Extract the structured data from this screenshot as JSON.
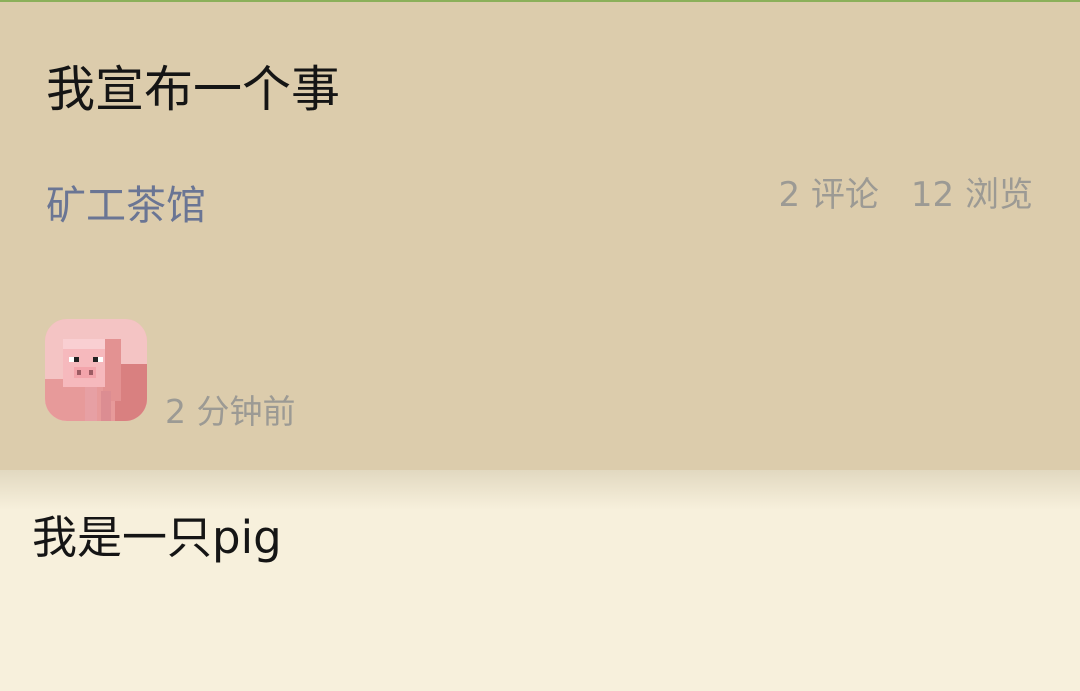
{
  "post": {
    "title": "我宣布一个事",
    "forum": "矿工茶馆",
    "comments": "2 评论",
    "views": "12 浏览",
    "time": "2 分钟前",
    "content": "我是一只pig"
  },
  "avatar": {
    "icon": "minecraft-pig-icon"
  },
  "colors": {
    "header_bg": "#dcccac",
    "body_bg": "#f7f0dc",
    "forum_link": "#6a7594",
    "meta_text": "#9c9a94",
    "top_accent": "#8bb05a"
  }
}
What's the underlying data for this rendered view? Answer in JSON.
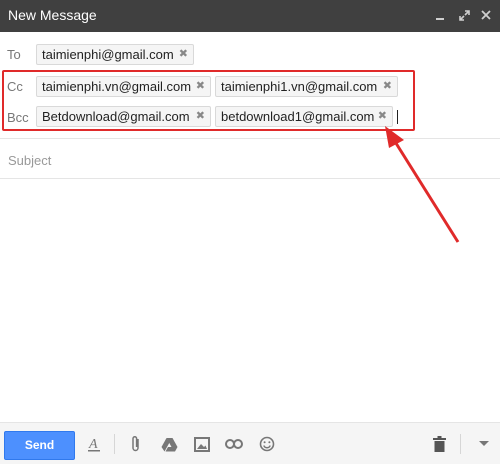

> _GOAL_
Extract the full listing exactly, with the pictures left out.

> _EXERCISE RESULT_
Extract the structured data from this screenshot as JSON.
{
  "post": {
    "title": "我宣布一个事",
    "forum": "矿工茶馆",
    "comments": "2 评论",
    "views": "12 浏览",
    "time": "2 分钟前",
    "content": "我是一只pig"
  },
  "avatar": {
    "icon": "minecraft-pig-icon"
  },
  "colors": {
    "header_bg": "#dcccac",
    "body_bg": "#f7f0dc",
    "forum_link": "#6a7594",
    "meta_text": "#9c9a94",
    "top_accent": "#8bb05a"
  }
}
What's the underlying data for this rendered view? Answer in JSON.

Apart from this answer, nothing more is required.